REQUEST:
Some lines in the listing below may include the string "mother". How many are there? Give only the number.

------

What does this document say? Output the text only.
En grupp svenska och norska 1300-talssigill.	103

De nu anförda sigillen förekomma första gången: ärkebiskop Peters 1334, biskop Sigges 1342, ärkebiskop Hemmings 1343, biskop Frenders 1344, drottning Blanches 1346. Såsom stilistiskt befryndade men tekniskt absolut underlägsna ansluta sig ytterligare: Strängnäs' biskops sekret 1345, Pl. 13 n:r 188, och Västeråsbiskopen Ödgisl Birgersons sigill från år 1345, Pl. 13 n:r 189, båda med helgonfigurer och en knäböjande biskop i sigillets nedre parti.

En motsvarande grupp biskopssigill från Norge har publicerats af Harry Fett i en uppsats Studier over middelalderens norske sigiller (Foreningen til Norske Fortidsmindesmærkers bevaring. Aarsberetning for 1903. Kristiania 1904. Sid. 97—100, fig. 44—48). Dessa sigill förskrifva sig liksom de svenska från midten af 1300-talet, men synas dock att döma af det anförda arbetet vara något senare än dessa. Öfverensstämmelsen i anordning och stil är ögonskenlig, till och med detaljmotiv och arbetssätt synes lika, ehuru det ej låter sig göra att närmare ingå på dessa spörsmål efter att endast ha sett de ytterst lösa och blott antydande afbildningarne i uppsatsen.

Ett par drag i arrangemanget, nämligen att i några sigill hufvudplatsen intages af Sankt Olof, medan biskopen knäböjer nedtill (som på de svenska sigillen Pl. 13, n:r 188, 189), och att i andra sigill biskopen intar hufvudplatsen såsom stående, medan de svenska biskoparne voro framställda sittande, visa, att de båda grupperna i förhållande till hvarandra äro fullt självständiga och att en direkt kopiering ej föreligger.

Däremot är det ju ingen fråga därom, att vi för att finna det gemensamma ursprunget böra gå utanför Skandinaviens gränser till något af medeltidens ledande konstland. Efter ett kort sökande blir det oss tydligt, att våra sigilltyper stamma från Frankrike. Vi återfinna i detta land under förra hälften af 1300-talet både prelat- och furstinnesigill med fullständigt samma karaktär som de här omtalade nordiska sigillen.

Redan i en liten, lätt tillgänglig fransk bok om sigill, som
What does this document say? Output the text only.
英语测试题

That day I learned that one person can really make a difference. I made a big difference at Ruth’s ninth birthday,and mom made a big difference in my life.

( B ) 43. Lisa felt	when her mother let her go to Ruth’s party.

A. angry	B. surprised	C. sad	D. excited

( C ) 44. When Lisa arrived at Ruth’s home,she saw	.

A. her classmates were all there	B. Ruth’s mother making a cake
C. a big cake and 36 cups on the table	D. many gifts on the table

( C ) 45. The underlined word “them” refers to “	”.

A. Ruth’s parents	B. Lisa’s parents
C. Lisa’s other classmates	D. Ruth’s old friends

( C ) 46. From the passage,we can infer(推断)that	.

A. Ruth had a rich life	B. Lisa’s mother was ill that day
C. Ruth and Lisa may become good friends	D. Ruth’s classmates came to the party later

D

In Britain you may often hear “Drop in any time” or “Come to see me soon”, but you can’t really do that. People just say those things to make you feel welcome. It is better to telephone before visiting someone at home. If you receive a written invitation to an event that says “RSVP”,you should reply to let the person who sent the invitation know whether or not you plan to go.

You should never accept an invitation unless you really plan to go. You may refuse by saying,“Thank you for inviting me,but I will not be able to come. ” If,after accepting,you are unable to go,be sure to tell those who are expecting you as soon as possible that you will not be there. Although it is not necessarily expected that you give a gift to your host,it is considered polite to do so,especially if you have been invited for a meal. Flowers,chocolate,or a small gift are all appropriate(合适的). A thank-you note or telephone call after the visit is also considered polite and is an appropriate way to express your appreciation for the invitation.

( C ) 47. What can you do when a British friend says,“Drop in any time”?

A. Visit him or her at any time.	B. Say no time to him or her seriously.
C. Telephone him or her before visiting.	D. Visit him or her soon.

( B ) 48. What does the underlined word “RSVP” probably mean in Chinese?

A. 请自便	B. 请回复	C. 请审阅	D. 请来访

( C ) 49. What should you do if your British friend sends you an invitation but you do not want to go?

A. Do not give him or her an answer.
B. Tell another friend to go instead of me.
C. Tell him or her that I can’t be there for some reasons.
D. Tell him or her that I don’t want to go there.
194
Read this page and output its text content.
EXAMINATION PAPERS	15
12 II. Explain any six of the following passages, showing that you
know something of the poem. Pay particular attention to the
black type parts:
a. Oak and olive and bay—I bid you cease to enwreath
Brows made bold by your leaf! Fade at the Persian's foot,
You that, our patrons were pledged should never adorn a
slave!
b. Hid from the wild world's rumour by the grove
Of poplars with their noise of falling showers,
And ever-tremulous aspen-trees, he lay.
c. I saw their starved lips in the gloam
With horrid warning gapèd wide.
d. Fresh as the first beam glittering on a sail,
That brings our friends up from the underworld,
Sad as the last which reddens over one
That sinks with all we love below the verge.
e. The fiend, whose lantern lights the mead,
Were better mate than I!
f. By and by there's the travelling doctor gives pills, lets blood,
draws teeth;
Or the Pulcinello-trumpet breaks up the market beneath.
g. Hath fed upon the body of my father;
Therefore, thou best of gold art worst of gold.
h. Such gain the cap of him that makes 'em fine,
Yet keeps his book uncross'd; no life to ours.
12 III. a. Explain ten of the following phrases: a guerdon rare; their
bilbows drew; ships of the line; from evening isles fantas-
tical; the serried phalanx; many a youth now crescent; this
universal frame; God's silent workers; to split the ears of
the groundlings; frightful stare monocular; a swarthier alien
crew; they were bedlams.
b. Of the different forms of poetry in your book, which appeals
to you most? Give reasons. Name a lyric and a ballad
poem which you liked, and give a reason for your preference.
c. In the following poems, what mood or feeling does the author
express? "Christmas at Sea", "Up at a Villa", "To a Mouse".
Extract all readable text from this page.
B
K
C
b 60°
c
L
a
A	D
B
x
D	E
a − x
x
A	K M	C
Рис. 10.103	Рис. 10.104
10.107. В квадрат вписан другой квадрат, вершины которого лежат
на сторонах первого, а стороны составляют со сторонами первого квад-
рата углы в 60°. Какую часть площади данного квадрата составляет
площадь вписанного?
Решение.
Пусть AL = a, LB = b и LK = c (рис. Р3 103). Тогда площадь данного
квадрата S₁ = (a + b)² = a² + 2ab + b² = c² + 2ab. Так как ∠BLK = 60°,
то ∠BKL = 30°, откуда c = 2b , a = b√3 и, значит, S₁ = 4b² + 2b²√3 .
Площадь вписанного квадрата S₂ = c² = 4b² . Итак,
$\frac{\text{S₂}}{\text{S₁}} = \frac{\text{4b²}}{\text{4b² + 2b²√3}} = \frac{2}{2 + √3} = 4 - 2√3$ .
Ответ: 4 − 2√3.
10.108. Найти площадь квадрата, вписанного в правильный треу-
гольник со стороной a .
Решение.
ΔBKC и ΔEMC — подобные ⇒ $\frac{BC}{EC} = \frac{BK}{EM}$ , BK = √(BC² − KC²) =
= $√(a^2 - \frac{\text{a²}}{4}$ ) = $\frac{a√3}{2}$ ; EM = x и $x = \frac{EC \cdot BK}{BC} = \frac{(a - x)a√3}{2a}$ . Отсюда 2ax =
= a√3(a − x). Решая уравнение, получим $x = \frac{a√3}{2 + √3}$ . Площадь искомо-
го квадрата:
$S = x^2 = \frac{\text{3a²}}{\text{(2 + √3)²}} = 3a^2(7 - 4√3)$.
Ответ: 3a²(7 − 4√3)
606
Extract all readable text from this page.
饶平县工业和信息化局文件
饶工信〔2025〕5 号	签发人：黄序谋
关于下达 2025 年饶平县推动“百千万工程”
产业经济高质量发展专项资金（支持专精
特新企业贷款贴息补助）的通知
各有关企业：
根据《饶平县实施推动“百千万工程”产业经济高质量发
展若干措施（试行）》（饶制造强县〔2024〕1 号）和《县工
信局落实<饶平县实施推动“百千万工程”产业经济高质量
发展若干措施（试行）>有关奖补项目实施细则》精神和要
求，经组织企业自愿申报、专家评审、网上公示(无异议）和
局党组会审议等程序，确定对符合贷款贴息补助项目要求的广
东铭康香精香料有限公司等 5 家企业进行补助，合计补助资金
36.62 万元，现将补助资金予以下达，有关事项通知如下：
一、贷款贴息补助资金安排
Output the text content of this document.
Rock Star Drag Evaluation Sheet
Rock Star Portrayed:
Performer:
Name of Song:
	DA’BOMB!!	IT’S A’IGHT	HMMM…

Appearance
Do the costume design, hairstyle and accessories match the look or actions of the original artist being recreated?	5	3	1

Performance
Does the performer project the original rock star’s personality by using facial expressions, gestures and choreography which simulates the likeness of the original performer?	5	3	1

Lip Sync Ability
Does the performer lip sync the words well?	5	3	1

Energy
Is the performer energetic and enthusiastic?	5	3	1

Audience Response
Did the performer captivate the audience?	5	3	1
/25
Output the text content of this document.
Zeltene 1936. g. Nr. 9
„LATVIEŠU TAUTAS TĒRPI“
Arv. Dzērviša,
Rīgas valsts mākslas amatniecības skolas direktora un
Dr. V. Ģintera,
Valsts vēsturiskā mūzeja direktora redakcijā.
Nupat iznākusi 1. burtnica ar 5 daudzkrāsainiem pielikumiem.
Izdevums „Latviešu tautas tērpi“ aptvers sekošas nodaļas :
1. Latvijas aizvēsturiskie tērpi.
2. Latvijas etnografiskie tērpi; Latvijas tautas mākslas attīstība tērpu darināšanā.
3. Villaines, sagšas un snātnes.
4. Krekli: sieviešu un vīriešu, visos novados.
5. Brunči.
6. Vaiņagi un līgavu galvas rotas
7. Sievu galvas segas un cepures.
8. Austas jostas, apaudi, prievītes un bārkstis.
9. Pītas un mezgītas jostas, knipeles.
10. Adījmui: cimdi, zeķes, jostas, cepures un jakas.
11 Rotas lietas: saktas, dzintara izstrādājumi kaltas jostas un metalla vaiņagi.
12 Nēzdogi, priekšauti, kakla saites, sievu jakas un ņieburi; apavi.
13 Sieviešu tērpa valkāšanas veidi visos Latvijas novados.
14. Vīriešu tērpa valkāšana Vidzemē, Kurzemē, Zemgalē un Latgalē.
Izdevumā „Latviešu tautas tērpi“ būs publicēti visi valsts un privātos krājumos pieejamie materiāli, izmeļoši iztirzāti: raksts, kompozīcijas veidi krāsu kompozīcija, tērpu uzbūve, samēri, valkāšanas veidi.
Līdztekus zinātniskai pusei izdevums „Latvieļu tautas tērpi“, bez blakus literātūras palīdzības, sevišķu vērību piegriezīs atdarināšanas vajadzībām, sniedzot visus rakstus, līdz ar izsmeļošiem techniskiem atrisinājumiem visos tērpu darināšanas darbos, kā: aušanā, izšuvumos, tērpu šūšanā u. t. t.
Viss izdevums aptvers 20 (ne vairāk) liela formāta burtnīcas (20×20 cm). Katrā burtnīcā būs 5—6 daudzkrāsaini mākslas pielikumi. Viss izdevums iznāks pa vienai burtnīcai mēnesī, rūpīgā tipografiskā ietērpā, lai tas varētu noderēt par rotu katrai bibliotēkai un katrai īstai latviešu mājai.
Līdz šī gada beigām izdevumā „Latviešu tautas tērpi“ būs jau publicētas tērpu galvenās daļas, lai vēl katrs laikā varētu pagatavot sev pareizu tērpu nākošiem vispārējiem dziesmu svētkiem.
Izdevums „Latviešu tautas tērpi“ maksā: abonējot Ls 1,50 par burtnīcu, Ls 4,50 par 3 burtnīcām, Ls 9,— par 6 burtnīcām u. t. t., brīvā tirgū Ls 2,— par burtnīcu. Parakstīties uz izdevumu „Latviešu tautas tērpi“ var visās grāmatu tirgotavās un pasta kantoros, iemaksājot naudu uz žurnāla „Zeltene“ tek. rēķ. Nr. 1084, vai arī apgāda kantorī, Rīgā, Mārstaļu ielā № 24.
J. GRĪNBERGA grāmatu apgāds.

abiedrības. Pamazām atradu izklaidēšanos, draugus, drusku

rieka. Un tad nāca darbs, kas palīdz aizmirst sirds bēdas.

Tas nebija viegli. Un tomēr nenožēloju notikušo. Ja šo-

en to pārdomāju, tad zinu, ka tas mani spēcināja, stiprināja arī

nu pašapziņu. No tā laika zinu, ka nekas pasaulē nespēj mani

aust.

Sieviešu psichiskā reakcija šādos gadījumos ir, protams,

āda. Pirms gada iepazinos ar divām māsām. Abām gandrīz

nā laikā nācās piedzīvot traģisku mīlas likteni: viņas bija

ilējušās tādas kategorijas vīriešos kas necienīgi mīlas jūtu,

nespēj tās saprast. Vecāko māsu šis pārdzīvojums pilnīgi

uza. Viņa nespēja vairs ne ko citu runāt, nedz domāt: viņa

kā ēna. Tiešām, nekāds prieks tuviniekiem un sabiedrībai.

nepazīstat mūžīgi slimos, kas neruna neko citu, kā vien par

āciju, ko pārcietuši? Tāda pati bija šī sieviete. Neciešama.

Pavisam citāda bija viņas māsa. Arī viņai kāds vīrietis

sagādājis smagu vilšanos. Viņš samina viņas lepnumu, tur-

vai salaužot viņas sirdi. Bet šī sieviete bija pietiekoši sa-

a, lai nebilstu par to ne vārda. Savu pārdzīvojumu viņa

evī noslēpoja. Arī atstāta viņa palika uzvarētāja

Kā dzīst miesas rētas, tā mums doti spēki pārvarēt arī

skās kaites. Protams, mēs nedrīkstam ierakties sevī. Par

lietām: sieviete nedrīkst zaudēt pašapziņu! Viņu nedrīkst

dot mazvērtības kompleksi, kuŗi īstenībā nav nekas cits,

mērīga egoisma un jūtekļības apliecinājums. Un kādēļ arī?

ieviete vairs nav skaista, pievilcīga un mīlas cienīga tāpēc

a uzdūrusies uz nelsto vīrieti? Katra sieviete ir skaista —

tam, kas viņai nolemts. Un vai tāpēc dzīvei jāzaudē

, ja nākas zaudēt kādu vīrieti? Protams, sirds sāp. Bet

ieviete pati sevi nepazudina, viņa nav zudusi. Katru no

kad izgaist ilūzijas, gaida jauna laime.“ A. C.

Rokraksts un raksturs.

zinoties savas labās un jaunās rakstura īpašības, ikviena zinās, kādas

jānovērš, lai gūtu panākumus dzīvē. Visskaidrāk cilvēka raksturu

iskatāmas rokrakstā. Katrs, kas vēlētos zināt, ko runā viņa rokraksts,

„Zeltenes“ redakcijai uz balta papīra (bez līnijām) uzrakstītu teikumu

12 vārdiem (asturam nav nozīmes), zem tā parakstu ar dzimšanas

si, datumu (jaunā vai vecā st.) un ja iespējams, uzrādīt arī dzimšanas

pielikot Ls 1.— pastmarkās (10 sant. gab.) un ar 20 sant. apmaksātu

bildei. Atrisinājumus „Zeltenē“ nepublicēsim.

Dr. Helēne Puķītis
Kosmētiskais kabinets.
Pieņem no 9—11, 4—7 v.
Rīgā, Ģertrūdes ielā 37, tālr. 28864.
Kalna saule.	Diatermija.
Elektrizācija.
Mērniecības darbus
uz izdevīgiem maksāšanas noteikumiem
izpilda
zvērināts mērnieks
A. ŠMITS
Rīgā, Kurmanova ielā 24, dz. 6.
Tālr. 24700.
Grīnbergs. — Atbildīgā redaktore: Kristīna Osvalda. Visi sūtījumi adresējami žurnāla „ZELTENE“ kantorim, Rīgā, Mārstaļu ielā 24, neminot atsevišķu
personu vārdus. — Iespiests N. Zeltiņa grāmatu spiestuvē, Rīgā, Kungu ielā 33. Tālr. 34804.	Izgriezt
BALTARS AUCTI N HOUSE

------

REPLY TO THE TASK:
3